Activity list
A – In the coal ash article below, translate this sentence into Spanish: "She suggested that utilities could recycle more of the coal ash components into building materials such as concrete and drywall."
B – Reproduce the coal ash article below verbatim, everything from "- In Tennessee" down to "drinking water source.".
(Selected text begins)
Among draft rules that conservationists said were less protective than existing rules and therefore should be removed from the draft:
- Utilities would be allowed to suspend groundwater monitoring requirements in certain circumstances.
- Remediation of groundwater contamination would not be required under certain circumstances.
- The length of time a utility must continue to care for the ash after it is covered and closed may be shortened from 30 years in certain circumstances.
Johnston and others testifying at the hearing said the rules should ensure coal ash is not saturated with groundwater when the storage pits are closed. He also said utilities should survey drinking water wells located within one-half mile of the coal ash deposits.
Martha Steele, identified as a private citizen from Huntsville, told the hearing officers that utilities should survey drinking water wells even farther away. “I grew up in rural Tennessee, where we got drinking water from springs,” she said. “It’s ridiculous to sample only a half-mile away (from a coal ash pit).”
The law center has estimated that 44 percent of Alabama’s population, including some large cities, use groundwater wells for drinking.
Steele also drew a parallel between pollution from coal ash ponds and from federal Superfund sites that industry failed to clean up. “As with the Superfund, utilities may not pay the bill (down the road). It’s not right to put the burden on the taxpayers.”
She suggested that utilities could recycle more of the coal ash components into building materials such as concrete and drywall.
Alabama Power Co. said it typically recycles “about half our coal ash and gypsum each year, sometimes more.” spokesman Michael Sznajderman said in an email. Sznajderman said about 940,000 tons of material was recycled last year from all the company’s coal-fired plants.
“We work to recycle as much as we can, with the proceeds benefiting the bottom line for our customers,” he said.
Poor, Minorities Affected
The issue of environmental justice was raised by Rob Burton of Birmingham, identified as a private citizen and a member of the Alabama Chapter of the Sierra Club. He noted that coal ash pits and municipal landfills often are located near poor minority populations, such as the Arrowhead municipal solid waste landfill near Uniontown that contains tons of coal ash from out-of-state utilities.
EPA statistics show that more than 40 percent of people living near coal ash ponds in Alabama are non-white, and about 25 percent are below the poverty line. “We want to make sure landfills are included in this discussion and we don’t allow exemptions for (those) holding coal ash,” Burton said.
The concentration of dump sites for the toxic coal residue makes the Southeast the dirtiest region in the country, and Alabama is an offender, according to SoutheastCoalAsh.org. Earthjustice, an environmental advocacy group, said Alabama “represents the worst of the worst when it comes to coal ash disposal.”
Most other states in the Southeast are moving at least some of their coal ash from storage lagoons near major waterways, but Alabama remains an outlier.
Developments in nearby states:
- Georgia is removing tons of toxic coal ash from electric utility generation plants on the Atlantic coast.
- In Tennessee last August, a federal judge ordered the Tennessee Valley Authority to not cover over unlined coal ash storage ponds close to the Cumberland River but “to pull them up by their roots” and move the coal residue away from Nashville’s drinking water source.
- South Carolina is drying its coal ash at all sites and will move it to lined waste sites away from waterways.
North Carolina has excavated and moved close to half its coal ash ponds, and the others are under litigation.
(Selected text ends)
(Excerpted data begins)
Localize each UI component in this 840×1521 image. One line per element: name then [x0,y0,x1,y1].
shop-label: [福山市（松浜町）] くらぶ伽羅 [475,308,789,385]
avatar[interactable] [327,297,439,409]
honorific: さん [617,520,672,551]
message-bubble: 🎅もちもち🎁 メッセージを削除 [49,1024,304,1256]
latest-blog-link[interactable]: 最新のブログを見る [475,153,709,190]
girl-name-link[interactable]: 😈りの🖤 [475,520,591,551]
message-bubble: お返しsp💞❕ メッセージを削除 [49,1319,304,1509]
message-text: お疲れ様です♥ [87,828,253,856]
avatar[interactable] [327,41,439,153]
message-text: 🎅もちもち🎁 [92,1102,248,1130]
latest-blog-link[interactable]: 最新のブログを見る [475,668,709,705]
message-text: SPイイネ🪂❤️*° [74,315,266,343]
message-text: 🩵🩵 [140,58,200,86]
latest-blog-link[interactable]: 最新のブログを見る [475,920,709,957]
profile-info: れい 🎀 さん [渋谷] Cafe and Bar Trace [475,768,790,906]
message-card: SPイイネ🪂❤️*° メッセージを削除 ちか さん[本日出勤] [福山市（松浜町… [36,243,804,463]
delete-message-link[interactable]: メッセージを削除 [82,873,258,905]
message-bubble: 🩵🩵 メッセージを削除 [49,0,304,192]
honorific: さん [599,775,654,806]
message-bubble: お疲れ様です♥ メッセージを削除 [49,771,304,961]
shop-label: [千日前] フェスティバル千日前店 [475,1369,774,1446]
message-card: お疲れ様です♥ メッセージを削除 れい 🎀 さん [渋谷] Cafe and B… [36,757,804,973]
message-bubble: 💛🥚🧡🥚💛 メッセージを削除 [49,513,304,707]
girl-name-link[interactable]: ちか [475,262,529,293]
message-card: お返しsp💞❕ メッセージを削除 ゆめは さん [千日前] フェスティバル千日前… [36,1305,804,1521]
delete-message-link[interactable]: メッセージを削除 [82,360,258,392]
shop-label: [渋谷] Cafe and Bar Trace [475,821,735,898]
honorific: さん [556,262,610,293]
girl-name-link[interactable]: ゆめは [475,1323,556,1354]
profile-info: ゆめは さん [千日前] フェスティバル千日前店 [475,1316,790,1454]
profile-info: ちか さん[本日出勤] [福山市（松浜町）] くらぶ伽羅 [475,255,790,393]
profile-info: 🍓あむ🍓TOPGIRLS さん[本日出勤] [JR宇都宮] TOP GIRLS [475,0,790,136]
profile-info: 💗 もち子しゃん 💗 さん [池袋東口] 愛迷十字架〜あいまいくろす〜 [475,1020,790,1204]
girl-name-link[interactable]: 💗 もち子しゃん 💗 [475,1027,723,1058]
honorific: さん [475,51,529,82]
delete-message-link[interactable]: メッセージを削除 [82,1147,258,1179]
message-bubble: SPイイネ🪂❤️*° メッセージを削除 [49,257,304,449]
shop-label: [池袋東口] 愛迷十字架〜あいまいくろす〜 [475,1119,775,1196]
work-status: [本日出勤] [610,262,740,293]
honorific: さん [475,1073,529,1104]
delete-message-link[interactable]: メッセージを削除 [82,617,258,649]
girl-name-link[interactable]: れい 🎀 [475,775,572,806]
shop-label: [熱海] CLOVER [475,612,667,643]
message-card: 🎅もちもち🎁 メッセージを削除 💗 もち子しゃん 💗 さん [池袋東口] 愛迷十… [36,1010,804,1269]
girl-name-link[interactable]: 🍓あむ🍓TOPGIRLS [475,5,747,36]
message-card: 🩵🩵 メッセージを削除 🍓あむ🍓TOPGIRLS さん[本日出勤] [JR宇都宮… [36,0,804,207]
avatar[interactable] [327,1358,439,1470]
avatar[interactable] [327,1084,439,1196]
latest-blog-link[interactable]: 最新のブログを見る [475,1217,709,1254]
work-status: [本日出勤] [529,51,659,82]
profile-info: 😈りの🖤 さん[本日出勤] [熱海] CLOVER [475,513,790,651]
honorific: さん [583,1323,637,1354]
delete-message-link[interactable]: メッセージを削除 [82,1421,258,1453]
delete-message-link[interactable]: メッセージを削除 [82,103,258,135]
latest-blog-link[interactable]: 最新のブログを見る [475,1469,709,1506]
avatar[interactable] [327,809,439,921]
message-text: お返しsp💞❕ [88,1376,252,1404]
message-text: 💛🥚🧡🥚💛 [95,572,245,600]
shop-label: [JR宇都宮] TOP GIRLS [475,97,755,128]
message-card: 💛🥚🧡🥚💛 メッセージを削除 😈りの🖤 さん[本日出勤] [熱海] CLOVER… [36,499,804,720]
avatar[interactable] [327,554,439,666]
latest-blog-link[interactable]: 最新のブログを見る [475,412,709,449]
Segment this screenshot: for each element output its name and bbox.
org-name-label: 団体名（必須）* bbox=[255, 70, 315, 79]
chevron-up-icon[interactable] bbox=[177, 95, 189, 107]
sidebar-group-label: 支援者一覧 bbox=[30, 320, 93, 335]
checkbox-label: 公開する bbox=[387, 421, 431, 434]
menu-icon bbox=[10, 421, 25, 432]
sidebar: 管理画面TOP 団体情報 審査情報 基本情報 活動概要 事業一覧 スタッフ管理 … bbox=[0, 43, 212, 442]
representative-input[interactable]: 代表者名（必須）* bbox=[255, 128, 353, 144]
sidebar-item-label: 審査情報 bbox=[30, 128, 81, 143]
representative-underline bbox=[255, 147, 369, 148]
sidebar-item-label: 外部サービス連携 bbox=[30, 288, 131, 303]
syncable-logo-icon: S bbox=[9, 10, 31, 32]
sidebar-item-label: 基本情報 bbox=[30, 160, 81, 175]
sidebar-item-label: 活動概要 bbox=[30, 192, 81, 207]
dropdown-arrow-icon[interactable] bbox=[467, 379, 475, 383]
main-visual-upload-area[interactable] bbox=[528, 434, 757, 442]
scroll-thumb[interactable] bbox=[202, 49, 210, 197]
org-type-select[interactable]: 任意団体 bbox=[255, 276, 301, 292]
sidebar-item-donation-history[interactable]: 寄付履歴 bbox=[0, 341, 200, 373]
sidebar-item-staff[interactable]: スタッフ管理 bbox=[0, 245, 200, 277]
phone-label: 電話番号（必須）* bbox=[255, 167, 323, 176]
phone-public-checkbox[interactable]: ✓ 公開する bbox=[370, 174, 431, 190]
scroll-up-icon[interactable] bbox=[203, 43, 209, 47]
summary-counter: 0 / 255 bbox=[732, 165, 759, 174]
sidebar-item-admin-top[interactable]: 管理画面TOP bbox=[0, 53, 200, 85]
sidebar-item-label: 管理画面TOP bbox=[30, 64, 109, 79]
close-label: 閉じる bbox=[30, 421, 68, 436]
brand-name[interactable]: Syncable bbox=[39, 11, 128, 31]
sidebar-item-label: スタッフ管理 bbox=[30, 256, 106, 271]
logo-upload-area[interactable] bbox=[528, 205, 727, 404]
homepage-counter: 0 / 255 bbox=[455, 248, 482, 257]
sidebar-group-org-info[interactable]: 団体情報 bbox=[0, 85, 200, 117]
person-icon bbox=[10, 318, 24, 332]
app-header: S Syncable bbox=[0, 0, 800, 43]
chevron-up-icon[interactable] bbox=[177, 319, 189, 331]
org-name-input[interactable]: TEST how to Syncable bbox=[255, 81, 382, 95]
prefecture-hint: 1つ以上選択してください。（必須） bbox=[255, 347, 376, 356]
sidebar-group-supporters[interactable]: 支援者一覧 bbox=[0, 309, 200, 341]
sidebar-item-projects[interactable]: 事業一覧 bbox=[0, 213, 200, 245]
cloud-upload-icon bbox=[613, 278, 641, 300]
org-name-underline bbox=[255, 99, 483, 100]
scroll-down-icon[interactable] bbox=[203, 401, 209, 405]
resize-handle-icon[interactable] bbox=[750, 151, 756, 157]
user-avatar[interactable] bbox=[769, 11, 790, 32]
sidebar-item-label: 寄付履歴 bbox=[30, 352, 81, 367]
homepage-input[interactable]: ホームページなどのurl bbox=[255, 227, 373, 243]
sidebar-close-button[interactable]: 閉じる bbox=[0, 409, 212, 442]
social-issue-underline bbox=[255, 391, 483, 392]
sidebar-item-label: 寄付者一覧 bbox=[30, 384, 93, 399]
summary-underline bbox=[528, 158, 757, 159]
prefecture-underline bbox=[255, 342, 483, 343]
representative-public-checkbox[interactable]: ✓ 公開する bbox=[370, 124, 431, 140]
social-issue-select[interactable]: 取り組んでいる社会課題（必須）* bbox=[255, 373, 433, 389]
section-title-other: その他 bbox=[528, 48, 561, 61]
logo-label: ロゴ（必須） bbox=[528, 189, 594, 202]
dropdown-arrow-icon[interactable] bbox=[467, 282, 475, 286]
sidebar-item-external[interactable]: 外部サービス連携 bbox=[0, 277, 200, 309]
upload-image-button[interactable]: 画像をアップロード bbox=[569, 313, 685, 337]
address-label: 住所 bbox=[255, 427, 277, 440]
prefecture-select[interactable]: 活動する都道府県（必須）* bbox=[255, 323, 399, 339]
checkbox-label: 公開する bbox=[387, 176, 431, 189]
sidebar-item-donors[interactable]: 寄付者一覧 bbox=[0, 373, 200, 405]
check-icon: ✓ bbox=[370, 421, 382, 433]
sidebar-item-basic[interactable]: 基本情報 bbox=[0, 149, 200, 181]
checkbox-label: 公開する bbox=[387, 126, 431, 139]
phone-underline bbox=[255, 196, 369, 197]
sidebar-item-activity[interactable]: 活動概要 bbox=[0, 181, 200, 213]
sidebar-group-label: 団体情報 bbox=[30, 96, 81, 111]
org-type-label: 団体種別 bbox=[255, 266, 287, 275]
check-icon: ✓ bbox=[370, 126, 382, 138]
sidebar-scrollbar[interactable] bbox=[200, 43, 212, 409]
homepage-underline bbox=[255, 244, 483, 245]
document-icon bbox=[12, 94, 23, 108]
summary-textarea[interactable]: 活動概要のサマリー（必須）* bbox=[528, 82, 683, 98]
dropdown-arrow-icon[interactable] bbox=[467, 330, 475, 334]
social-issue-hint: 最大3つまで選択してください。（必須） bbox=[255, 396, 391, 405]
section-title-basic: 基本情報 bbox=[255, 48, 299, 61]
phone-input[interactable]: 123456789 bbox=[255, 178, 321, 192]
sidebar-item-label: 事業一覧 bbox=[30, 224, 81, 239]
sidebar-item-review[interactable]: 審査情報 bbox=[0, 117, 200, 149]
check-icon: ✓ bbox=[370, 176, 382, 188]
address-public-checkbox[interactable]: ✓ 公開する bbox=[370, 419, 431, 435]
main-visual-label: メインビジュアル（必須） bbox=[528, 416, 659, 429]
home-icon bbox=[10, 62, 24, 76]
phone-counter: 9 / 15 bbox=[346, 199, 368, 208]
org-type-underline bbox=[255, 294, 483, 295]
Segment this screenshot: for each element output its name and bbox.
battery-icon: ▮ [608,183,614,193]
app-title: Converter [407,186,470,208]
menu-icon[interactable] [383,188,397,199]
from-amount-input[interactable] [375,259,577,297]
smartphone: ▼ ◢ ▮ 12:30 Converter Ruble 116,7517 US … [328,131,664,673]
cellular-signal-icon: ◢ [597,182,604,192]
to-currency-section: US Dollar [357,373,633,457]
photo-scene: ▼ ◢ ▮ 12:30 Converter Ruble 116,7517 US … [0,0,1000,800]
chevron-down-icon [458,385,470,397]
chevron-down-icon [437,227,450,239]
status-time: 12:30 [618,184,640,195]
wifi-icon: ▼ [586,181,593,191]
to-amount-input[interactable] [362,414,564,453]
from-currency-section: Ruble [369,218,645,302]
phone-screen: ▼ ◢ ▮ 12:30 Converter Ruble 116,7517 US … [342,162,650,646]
(Excerpted data ends)
Responses to the tasks
A – Ella sugirió que las empresas de servicios públicos podrían reciclar una mayor parte de los componentes de la ceniza de carbón en materiales de construcción como el concreto y los paneles de yeso.

B –
- In Tennessee last August, a federal judge ordered the Tennessee Valley Authority to not cover over unlined coal ash storage ponds close to the Cumberland River but “to pull them up by their roots” and move the coal residue away from Nashville’s drinking water source.